Seine Forderungen formuliert der Anwenderverband pünktlich zu den Sondierungsgesprächen und rechtzeitig vor den Verhandlungen zum Themenblock Bildung, Forschung, Innovation, Digitales und Medien, der in den nächsten Wochen von den Koalitionären in spe abgearbeitet werden soll.
„In den letzten Monaten haben wir im Mitgliederkreis intensiv darüber diskutiert, in welche Richtung die Politik das Thema Digitalisierung treiben müsste, um den Wirtschaftsstandort Deutschland optimal zu positionieren. Auch in den Arbeitsgruppen des VOICE ENTSCHEIDERFORUM Ende September 2017 in Berlin war die Ausrichtung der künftigen Digitalpolitik ein wichtiger Diskussionspunkt. Unsere neun Forderungen sind das Ergebnis dieser intensiven und breitgefächerten Diskussionen“, erklärte Dr. Thomas Endres, Vorsitzender des VOICE-Präsidiums.
Dabei betreffen die VOICE-Forderungen nicht nur die auch in der Öffentlichkeit breit besprochenen Themen wie Breitbandausbau, Bildung, Digitalisierungsministerium und Sicherheit. VOICE geht es zum Beispiel auch um faire Wettbewerbsbedingungen, Datenschutz und darum, Unternehmen in ihren Bemühungen um mehr Agilität und Flexibilität zu unterstützen.
In diesem Punkt fordert VOICE zum Beispiel, das Arbeitnehmerüberlassungsgesetz erneut zu überprüfen. „Viele unserer Mitglieder wissen nicht, wie sie sich jetzt verhalten sollen. Das führt dazu, dass sie zurzeit gar keine Aufträge an Freiberufler mehr vergeben oder sogar bestehende Vereinbarungen mit Freiberuflern kündigen. Das gefährdet nicht nur etliche kritische Digitalisierungs- und IT-Projekte, sondern schneidet gerade mittelständische Anwenderunternehmen von aktuellem IT-Know-how ab“, kommentierte Endres.
Auch die unterschiedliche Interpretation des Datenschutzgesetzes durch die verschiedenen Landesdatenschutzbeauftragten behindert die Unternehmen in ihren Digitalisierungsbemühungen beklagte Endres. „Es kann doch nicht sein, dass das Bundesdatenschutzgesetz und künftig die Europäische Datenschutzgrundverordnung in Hamburg anders ausgelegt wird als in Bayern. Das führt zur Verunsicherung der Unternehmen und schlimmstenfalls zu Wettbewerbsverzerrungen.“
Bei den bereits in der breiten Öffentlichkeit diskutierten Themen lenkt der Anwenderverband den Blick sehr deutlich auf die Interessen der Anwenderunternehmen in Deutschland und führt einige neue Argumente in die Debatte ein.

§ **Schriftliche Aufgabe**:
Schreibe den Text über die Forderungen des Anwenderverbands VOICE zur Digitalpolitik im Anschluss an seinen letzten Satz weiter. Die Datensätze stammen aus einer anderen Quelle.

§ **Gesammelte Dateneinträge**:
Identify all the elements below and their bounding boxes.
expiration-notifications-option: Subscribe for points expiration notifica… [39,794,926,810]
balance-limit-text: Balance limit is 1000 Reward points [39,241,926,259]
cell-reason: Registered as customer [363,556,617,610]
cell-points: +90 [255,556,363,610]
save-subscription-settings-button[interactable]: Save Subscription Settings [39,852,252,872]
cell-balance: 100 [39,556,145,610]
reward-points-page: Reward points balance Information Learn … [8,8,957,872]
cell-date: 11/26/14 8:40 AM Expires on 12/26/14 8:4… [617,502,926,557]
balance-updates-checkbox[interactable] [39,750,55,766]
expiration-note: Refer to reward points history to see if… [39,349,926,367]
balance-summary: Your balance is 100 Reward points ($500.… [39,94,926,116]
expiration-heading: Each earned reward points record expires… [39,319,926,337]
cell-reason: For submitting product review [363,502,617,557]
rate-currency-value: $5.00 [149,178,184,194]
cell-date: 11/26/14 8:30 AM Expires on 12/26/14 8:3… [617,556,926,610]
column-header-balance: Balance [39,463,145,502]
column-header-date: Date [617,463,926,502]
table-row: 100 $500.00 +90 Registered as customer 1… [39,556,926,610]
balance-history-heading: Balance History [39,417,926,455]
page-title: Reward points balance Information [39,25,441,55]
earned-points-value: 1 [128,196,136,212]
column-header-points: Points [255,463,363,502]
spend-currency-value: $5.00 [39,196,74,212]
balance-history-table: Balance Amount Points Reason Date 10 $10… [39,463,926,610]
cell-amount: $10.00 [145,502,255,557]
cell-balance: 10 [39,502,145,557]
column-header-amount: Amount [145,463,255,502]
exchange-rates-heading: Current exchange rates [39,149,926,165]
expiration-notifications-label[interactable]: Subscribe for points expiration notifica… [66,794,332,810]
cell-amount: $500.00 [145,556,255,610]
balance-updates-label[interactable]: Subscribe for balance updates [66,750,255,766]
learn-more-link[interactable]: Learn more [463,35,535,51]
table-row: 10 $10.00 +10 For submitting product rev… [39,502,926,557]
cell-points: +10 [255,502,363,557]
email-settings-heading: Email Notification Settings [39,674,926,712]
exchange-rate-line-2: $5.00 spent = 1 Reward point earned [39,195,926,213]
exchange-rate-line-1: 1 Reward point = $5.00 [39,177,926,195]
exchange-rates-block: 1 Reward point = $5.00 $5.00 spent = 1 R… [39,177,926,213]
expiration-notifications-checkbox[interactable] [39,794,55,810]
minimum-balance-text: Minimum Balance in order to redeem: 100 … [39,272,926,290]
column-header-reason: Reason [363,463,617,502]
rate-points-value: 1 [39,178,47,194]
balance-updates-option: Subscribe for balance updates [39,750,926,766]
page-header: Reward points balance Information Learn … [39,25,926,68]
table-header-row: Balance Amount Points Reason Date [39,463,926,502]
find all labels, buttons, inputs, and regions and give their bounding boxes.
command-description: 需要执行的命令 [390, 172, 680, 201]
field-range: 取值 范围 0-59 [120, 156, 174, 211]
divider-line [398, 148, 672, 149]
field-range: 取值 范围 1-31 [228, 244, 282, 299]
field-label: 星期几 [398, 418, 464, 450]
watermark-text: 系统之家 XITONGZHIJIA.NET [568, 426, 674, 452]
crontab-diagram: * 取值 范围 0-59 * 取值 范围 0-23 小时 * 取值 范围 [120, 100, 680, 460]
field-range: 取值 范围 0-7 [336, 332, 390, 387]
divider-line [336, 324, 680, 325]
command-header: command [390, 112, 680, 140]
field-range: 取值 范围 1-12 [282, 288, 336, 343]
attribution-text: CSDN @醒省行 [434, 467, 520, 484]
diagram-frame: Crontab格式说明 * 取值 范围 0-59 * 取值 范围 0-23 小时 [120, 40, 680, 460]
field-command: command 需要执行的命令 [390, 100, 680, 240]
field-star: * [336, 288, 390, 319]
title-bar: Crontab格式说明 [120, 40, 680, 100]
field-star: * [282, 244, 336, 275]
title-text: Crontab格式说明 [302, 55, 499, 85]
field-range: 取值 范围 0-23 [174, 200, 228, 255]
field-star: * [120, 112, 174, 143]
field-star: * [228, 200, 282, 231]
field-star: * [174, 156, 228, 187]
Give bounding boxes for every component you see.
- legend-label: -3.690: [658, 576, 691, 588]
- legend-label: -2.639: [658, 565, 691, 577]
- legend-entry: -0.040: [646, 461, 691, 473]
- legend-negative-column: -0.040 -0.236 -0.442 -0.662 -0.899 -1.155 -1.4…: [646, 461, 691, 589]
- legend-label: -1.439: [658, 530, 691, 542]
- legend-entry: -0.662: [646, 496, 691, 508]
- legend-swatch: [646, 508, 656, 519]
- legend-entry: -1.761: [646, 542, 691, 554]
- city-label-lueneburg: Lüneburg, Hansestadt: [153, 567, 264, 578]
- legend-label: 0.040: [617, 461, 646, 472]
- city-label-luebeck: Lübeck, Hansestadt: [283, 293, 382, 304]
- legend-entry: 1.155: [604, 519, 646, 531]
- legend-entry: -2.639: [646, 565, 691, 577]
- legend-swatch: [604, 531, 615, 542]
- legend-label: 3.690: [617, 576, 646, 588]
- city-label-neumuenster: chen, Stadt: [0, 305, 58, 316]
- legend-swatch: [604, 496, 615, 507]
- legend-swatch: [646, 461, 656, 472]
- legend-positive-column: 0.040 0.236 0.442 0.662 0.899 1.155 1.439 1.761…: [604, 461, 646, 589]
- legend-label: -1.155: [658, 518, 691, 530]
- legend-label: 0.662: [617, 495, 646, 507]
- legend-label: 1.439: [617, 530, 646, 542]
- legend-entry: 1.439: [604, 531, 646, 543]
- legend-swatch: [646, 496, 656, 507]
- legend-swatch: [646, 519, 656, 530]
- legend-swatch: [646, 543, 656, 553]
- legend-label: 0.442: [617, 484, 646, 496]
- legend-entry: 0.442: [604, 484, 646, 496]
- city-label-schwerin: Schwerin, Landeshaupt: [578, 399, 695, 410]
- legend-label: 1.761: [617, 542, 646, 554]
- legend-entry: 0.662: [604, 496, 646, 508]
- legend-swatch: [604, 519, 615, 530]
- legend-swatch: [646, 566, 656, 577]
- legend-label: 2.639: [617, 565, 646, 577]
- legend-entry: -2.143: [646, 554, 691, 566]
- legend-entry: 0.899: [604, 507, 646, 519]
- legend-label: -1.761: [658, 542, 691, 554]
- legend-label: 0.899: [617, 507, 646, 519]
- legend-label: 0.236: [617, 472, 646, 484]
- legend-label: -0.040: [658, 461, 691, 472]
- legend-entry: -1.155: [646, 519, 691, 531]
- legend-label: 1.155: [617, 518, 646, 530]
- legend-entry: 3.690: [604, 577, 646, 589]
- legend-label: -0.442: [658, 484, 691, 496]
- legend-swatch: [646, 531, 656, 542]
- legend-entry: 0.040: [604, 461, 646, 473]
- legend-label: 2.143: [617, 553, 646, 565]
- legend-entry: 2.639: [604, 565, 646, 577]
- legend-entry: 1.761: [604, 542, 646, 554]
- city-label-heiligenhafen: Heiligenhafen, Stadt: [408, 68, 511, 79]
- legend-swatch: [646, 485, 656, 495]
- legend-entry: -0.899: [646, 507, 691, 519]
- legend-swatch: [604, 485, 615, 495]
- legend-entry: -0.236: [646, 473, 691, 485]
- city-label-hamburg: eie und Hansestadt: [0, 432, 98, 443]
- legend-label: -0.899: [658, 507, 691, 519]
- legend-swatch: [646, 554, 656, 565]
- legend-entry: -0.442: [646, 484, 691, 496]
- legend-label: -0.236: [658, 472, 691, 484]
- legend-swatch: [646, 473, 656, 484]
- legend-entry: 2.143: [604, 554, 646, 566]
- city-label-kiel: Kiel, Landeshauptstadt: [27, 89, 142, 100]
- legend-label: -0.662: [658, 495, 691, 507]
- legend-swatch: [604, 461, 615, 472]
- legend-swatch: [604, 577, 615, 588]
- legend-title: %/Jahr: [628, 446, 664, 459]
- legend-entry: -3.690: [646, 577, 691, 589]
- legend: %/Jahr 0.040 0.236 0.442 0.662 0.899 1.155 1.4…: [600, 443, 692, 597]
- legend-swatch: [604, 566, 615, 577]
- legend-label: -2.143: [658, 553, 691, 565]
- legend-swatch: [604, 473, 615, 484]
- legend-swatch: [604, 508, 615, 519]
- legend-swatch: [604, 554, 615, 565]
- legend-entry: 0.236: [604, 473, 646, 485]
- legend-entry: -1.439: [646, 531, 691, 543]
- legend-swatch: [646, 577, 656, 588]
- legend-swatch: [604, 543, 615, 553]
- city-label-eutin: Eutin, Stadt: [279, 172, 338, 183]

§ **Ergebnis der Übung**:
Hier die neun Forderungen von VOICE im Wortlaut:
1. Breitbandausbau bis 10 Gigabit pro Sekunde zum vordringlichen Infrastrukturziel erklären
Flächendeckender breitbandiger Internetzugang ist entscheidend für Wachstum und Wohlstand in Deutschland – und künftig genauso wichtig wie die klassische Verkehrsinfrastruktur. Deshalb fordert VOICE die Bundesregierung auf, ihre Breitbandziele drastisch nach oben zu korrigieren und zwar analog zu den mit 5G-Technologien erreichbaren 10 Gigabit pro Sekunde. Mit einer Kombination aus Glasfaser und 5G-Mobilfunk ließen sich solche Bandbreiten bis 2025 flächendeckend realisieren.
Voraussetzung dafür sind allerdings massive Investitionen des Bundes in die digitale Infrastruktur – auch hier können klassische Infrastrukturen (Verkehr, Energie, Wasser) als hilfreiche Analogien gesehen werden. Ohne den festen politischen Willen und öffentliche Investitionen kann der flächendeckende Breitbandausbau bis in den Gigabit-Bereich nicht gelingen, weil er sich mittelfristig für die Provider nicht lohnen würde, bzw. die Anschlussgebühren für die privaten und kommerziellen Verbraucher zu hoch würden.
2. Sicherheitsniveau an die Anforderungen der digitalen Gesellschaft anpassen
Es ist klar, dass sich mit der Digitalisierung die Angriffsfläche vergrößert. Beim Thema Digitalisierung geht es nicht mehr nur um klassische private und kommerzielle IT-Systeme, sondern auch um Produktionsanlagen, klassische Infrastrukturen wie Energieversorgung, Gesundheitswesen und Verkehr. Durch die Angriffe in letzter Zeit ist mehr als deutlich geworden, dass das heutige Sicherheitsniveau nicht ausreicht, um die digitale Gesellschaft entsprechend zu schützen. Um es auf den Punkt zu bringen: Wir können nicht in autonomen Autos reisen oder LKWs unsere Waren autonom transportieren lassen, wenn wir sie nicht besser schützen als unsere Büro-Anwendungen.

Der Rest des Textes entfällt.